| Data |
[Begin]

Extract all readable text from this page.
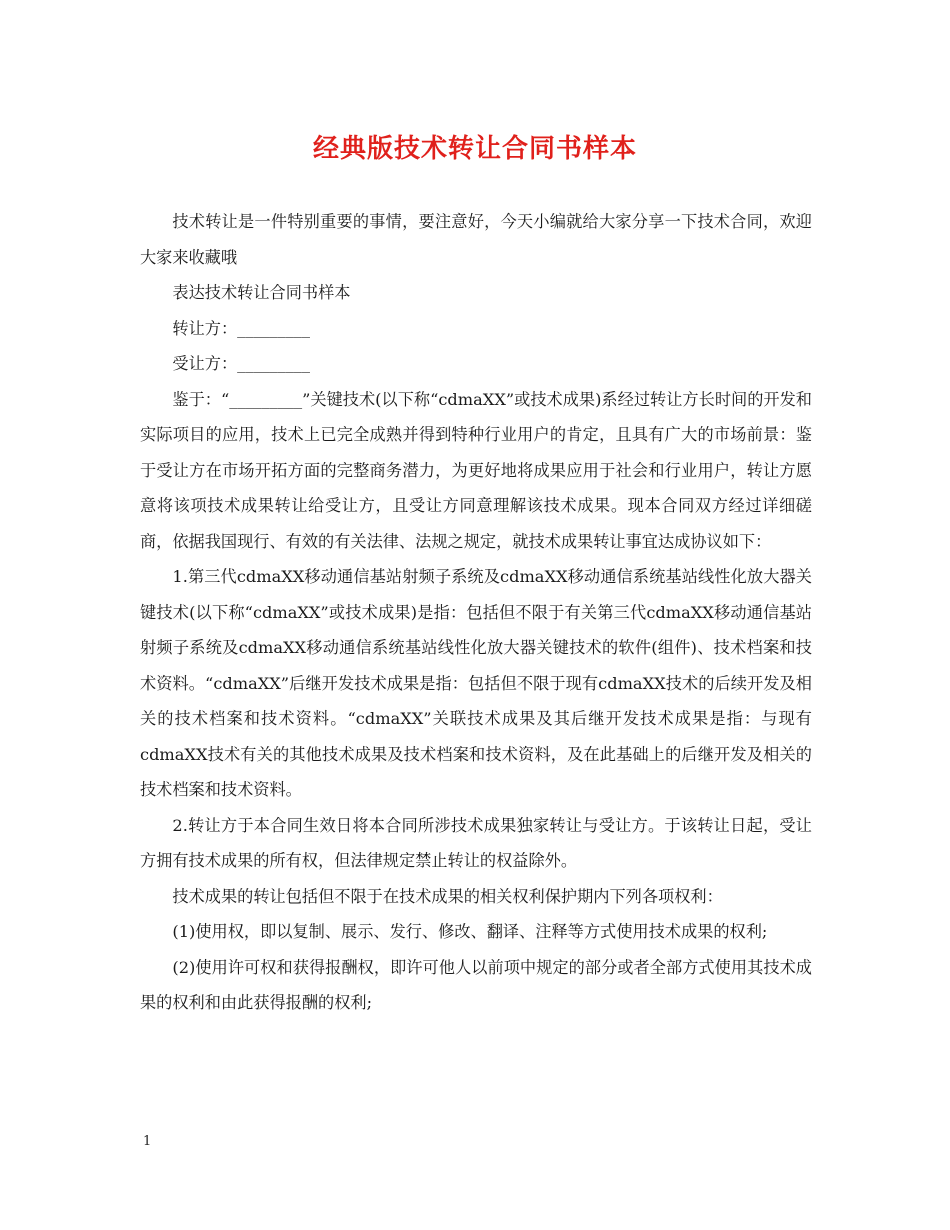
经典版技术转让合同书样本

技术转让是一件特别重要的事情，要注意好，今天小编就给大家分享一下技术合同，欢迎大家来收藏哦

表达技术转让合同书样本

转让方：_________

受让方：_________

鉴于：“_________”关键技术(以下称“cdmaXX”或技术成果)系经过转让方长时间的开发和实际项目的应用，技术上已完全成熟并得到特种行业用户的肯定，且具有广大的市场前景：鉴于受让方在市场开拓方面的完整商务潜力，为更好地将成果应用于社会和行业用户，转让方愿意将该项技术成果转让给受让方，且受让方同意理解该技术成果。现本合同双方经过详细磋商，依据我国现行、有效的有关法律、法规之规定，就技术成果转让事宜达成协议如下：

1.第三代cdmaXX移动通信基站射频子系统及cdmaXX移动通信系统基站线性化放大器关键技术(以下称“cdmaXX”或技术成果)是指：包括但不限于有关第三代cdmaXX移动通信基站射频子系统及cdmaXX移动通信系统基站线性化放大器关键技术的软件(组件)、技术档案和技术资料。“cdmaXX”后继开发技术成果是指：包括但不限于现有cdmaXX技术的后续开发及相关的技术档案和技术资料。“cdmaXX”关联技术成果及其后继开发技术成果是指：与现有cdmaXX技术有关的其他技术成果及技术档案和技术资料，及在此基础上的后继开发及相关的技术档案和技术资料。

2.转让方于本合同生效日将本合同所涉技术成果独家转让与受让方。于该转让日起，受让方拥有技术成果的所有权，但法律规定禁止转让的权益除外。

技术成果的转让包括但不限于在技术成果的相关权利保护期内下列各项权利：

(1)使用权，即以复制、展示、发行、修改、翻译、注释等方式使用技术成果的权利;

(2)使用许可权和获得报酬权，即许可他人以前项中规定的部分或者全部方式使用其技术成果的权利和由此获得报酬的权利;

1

[End]

| What you will do |
Write out all the entries again, word for word, and print no images.

| Solution to the exercise |
Extract all readable text from this page.
经典版技术转让合同书样本

技术转让是一件特别重要的事情，要注意好，今天小编就给大家分享一下技术合同，欢迎大家来收藏哦

表达技术转让合同书样本

转让方：_________

受让方：_________

鉴于：“_________”关键技术(以下称“cdmaXX”或技术成果)系经过转让方长时间的开发和实际项目的应用，技术上已完全成熟并得到特种行业用户的肯定，且具有广大的市场前景：鉴于受让方在市场开拓方面的完整商务潜力，为更好地将成果应用于社会和行业用户，转让方愿意将该项技术成果转让给受让方，且受让方同意理解该技术成果。现本合同双方经过详细磋商，依据我国现行、有效的有关法律、法规之规定，就技术成果转让事宜达成协议如下：

1.第三代cdmaXX移动通信基站射频子系统及cdmaXX移动通信系统基站线性化放大器关键技术(以下称“cdmaXX”或技术成果)是指：包括但不限于有关第三代cdmaXX移动通信基站射频子系统及cdmaXX移动通信系统基站线性化放大器关键技术的软件(组件)、技术档案和技术资料。“cdmaXX”后继开发技术成果是指：包括但不限于现有cdmaXX技术的后续开发及相关的技术档案和技术资料。“cdmaXX”关联技术成果及其后继开发技术成果是指：与现有cdmaXX技术有关的其他技术成果及技术档案和技术资料，及在此基础上的后继开发及相关的技术档案和技术资料。

2.转让方于本合同生效日将本合同所涉技术成果独家转让与受让方。于该转让日起，受让方拥有技术成果的所有权，但法律规定禁止转让的权益除外。

技术成果的转让包括但不限于在技术成果的相关权利保护期内下列各项权利：

(1)使用权，即以复制、展示、发行、修改、翻译、注释等方式使用技术成果的权利;

(2)使用许可权和获得报酬权，即许可他人以前项中规定的部分或者全部方式使用其技术成果的权利和由此获得报酬的权利;

1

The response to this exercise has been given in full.